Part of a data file

■ ■ ■ ■

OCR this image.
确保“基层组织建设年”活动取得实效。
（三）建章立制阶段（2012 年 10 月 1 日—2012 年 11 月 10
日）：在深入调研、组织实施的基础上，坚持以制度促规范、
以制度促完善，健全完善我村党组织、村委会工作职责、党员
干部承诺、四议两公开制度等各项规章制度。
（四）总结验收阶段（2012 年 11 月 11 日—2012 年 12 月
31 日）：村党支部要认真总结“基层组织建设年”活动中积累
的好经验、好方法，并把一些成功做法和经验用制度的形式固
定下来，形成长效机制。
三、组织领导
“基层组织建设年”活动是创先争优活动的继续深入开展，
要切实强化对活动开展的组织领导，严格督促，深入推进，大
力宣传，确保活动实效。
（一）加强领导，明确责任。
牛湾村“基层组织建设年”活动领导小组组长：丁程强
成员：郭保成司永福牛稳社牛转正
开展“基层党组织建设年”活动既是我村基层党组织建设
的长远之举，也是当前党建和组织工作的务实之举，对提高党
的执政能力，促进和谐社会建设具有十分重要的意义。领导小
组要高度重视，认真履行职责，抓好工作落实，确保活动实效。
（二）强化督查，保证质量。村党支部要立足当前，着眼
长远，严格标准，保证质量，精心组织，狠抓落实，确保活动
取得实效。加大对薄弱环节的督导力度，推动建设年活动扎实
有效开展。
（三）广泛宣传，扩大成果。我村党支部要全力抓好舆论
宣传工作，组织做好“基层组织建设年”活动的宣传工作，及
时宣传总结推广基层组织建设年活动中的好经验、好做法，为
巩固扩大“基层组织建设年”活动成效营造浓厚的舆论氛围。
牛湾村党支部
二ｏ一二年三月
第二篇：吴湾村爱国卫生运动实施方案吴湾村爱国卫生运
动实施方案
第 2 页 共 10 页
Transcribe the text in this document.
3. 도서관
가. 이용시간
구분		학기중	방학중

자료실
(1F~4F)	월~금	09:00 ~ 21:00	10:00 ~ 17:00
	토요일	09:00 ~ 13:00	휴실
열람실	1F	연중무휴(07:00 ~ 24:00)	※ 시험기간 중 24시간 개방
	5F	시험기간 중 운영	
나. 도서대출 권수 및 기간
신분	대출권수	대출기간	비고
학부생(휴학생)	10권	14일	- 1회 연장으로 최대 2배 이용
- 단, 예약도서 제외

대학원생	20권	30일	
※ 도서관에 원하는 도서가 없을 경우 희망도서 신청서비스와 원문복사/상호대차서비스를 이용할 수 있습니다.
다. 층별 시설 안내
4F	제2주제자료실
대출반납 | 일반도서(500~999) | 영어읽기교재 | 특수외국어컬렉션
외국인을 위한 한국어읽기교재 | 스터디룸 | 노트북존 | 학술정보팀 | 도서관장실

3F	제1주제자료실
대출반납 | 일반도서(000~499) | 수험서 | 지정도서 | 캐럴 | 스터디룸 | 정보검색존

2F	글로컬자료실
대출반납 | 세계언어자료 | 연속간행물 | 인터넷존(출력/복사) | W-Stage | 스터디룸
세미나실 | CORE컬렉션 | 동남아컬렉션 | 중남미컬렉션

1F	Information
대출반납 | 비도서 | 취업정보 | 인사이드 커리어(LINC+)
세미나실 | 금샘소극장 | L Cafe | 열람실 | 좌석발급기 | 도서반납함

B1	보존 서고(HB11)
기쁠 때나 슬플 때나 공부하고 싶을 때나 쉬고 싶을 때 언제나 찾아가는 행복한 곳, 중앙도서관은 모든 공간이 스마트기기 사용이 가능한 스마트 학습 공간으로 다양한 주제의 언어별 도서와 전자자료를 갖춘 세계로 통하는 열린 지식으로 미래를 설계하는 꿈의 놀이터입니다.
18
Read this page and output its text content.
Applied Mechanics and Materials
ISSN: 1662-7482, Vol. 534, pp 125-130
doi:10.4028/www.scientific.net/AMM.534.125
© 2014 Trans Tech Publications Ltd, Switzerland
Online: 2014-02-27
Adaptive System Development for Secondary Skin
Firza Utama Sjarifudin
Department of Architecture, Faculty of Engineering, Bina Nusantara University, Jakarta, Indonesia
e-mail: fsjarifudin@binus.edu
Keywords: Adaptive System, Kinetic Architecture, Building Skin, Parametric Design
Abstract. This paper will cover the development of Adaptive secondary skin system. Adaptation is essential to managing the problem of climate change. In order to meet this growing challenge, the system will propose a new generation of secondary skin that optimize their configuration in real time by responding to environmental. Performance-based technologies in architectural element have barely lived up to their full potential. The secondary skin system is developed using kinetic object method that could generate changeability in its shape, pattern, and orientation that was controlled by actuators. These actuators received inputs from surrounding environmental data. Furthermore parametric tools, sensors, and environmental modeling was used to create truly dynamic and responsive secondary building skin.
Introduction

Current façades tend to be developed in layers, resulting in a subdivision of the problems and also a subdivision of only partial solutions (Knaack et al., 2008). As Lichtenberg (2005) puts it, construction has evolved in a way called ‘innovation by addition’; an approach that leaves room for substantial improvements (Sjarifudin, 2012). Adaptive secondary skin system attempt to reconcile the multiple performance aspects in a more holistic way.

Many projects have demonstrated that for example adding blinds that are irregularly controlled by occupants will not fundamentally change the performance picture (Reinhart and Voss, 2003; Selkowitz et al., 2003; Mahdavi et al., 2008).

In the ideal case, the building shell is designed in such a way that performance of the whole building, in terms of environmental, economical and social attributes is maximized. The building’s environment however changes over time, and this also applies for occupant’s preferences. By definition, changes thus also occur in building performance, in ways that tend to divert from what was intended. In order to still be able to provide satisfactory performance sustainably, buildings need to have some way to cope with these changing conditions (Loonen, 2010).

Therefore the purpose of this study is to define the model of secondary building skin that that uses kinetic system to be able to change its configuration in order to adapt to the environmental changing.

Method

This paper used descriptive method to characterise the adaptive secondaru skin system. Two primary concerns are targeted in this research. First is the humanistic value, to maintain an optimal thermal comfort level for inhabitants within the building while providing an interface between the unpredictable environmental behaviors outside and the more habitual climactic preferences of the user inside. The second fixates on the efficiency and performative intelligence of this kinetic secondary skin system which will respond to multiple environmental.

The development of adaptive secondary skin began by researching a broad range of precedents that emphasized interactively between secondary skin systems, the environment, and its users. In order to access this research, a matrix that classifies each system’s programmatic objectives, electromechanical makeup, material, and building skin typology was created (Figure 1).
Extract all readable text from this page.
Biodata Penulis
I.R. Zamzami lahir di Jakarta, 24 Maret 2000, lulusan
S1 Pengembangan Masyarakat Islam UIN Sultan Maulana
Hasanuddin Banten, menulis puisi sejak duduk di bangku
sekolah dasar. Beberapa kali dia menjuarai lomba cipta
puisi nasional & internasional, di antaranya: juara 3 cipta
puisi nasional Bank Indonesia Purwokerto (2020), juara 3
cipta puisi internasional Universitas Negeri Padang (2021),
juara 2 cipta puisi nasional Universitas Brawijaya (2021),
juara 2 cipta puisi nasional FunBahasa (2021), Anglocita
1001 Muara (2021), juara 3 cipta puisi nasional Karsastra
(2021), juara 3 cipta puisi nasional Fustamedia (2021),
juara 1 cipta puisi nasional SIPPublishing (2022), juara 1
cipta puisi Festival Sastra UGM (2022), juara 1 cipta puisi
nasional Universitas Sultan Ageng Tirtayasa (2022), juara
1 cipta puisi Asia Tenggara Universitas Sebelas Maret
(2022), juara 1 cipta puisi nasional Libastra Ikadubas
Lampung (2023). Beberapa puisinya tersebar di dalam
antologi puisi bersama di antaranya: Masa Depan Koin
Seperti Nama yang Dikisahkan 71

■ ■ ■ ■

> DIRECTION
Print the complete listing again, exactly as it stands.

> SOLUTION TO THIS EXERCISE
OCR this image.
确保“基层组织建设年”活动取得实效。
（三）建章立制阶段（2012 年 10 月 1 日—2012 年 11 月 10
日）：在深入调研、组织实施的基础上，坚持以制度促规范、
以制度促完善，健全完善我村党组织、村委会工作职责、党员
干部承诺、四议两公开制度等各项规章制度。
（四）总结验收阶段（2012 年 11 月 11 日—2012 年 12 月
31 日）：村党支部要认真总结“基层组织建设年”活动中积累
的好经验、好方法，并把一些成功做法和经验用制度的形式固
定下来，形成长效机制。
三、组织领导
“基层组织建设年”活动是创先争优活动的继续深入开展，
要切实强化对活动开展的组织领导，严格督促，深入推进，大
力宣传，确保活动实效。
（一）加强领导，明确责任。
牛湾村“基层组织建设年”活动领导小组组长：丁程强
成员：郭保成司永福牛稳社牛转正
开展“基层党组织建设年”活动既是我村基层党组织建设
的长远之举，也是当前党建和组织工作的务实之举，对提高党
的执政能力，促进和谐社会建设具有十分重要的意义。领导小
组要高度重视，认真履行职责，抓好工作落实，确保活动实效。
（二）强化督查，保证质量。村党支部要立足当前，着眼
长远，严格标准，保证质量，精心组织，狠抓落实，确保活动
取得实效。加大对薄弱环节的督导力度，推动建设年活动扎实
有效开展。
（三）广泛宣传，扩大成果。我村党支部要全力抓好舆论
宣传工作，组织做好“基层组织建设年”活动的宣传工作，及
时宣传总结推广基层组织建设年活动中的好经验、好做法，为
巩固扩大“基层组织建设年”活动成效营造浓厚的舆论氛围。
牛湾村党支部
二ｏ一二年三月
第二篇：吴湾村爱国卫生运动实施方案吴湾村爱国卫生运
动实施方案
第 2 页 共 10 页
Transcribe the text in this document.
3. 도서관
가. 이용시간
구분		학기중	방학중

자료실
(1F~4F)	월~금	09:00 ~ 21:00	10:00 ~ 17:00
	토요일	09:00 ~ 13:00	휴실
열람실	1F	연중무휴(07:00 ~ 24:00)	※ 시험기간 중 24시간 개방
	5F	시험기간 중 운영	
나. 도서대출 권수 및 기간
신분	대출권수	대출기간	비고
학부생(휴학생)	10권	14일	- 1회 연장으로 최대 2배 이용
- 단, 예약도서 제외

대학원생	20권	30일	
※ 도서관에 원하는 도서가 없을 경우 희망도서 신청서비스와 원문복사/상호대차서비스를 이용할 수 있습니다.
다. 층별 시설 안내
4F	제2주제자료실
대출반납 | 일반도서(500~999) | 영어읽기교재 | 특수외국어컬렉션
외국인을 위한 한국어읽기교재 | 스터디룸 | 노트북존 | 학술정보팀 | 도서관장실

3F	제1주제자료실
대출반납 | 일반도서(000~499) | 수험서 | 지정도서 | 캐럴 | 스터디룸 | 정보검색존

2F	글로컬자료실
대출반납 | 세계언어자료 | 연속간행물 | 인터넷존(출력/복사) | W-Stage | 스터디룸
세미나실 | CORE컬렉션 | 동남아컬렉션 | 중남미컬렉션

1F	Information
대출반납 | 비도서 | 취업정보 | 인사이드 커리어(LINC+)
세미나실 | 금샘소극장 | L Cafe | 열람실 | 좌석발급기 | 도서반납함

B1	보존 서고(HB11)
기쁠 때나 슬플 때나 공부하고 싶을 때나 쉬고 싶을 때 언제나 찾아가는 행복한 곳, 중앙도서관은 모든 공간이 스마트기기 사용이 가능한 스마트 학습 공간으로 다양한 주제의 언어별 도서와 전자자료를 갖춘 세계로 통하는 열린 지식으로 미래를 설계하는 꿈의 놀이터입니다.
18
Read this page and output its text content.
Applied Mechanics and Materials
ISSN: 1662-7482, Vol. 534, pp 125-130
doi:10.4028/www.scientific.net/AMM.534.125
© 2014 Trans Tech Publications Ltd, Switzerland
Online: 2014-02-27
Adaptive System Development for Secondary Skin
Firza Utama Sjarifudin
Department of Architecture, Faculty of Engineering, Bina Nusantara University, Jakarta, Indonesia
e-mail: fsjarifudin@binus.edu
Keywords: Adaptive System, Kinetic Architecture, Building Skin, Parametric Design
Abstract. This paper will cover the development of Adaptive secondary skin system. Adaptation is essential to managing the problem of climate change. In order to meet this growing challenge, the system will propose a new generation of secondary skin that optimize their configuration in real time by responding to environmental. Performance-based technologies in architectural element have barely lived up to their full potential. The secondary skin system is developed using kinetic object method that could generate changeability in its shape, pattern, and orientation that was controlled by actuators. These actuators received inputs from surrounding environmental data. Furthermore parametric tools, sensors, and environmental modeling was used to create truly dynamic and responsive secondary building skin.
Introduction

Current façades tend to be developed in layers, resulting in a subdivision of the problems and also a subdivision of only partial solutions (Knaack et al., 2008). As Lichtenberg (2005) puts it, construction has evolved in a way called ‘innovation by addition’; an approach that leaves room for substantial improvements (Sjarifudin, 2012). Adaptive secondary skin system attempt to reconcile the multiple performance aspects in a more holistic way.

Many projects have demonstrated that for example adding blinds that are irregularly controlled by occupants will not fundamentally change the performance picture (Reinhart and Voss, 2003; Selkowitz et al., 2003; Mahdavi et al., 2008).

In the ideal case, the building shell is designed in such a way that performance of the whole building, in terms of environmental, economical and social attributes is maximized. The building’s environment however changes over time, and this also applies for occupant’s preferences. By definition, changes thus also occur in building performance, in ways that tend to divert from what was intended. In order to still be able to provide satisfactory performance sustainably, buildings need to have some way to cope with these changing conditions (Loonen, 2010).

Therefore the purpose of this study is to define the model of secondary building skin that that uses kinetic system to be able to change its configuration in order to adapt to the environmental changing.

Method

This paper used descriptive method to characterise the adaptive secondaru skin system. Two primary concerns are targeted in this research. First is the humanistic value, to maintain an optimal thermal comfort level for inhabitants within the building while providing an interface between the unpredictable environmental behaviors outside and the more habitual climactic preferences of the user inside. The second fixates on the efficiency and performative intelligence of this kinetic secondary skin system which will respond to multiple environmental.

The development of adaptive secondary skin began by researching a broad range of precedents that emphasized interactively between secondary skin systems, the environment, and its users. In order to access this research, a matrix that classifies each system’s programmatic objectives, electromechanical makeup, material, and building skin typology was created (Figure 1).
Extract all readable text from this page.
Biodata Penulis
I.R. Zamzami lahir di Jakarta, 24 Maret 2000, lulusan
S1 Pengembangan Masyarakat Islam UIN Sultan Maulana
Hasanuddin Banten, menulis puisi sejak duduk di bangku
sekolah dasar. Beberapa kali dia menjuarai lomba cipta
puisi nasional & internasional, di antaranya: juara 3 cipta
puisi nasional Bank Indonesia Purwokerto (2020), juara 3
cipta puisi internasional Universitas Negeri Padang (2021),
juara 2 cipta puisi nasional Universitas Brawijaya (2021),
juara 2 cipta puisi nasional FunBahasa (2021), Anglocita
1001 Muara (2021), juara 3 cipta puisi nasional Karsastra
(2021), juara 3 cipta puisi nasional Fustamedia (2021),
juara 1 cipta puisi nasional SIPPublishing (2022), juara 1
cipta puisi Festival Sastra UGM (2022), juara 1 cipta puisi
nasional Universitas Sultan Ageng Tirtayasa (2022), juara
1 cipta puisi Asia Tenggara Universitas Sebelas Maret
(2022), juara 1 cipta puisi nasional Libastra Ikadubas
Lampung (2023). Beberapa puisinya tersebar di dalam
antologi puisi bersama di antaranya: Masa Depan Koin
Seperti Nama yang Dikisahkan 71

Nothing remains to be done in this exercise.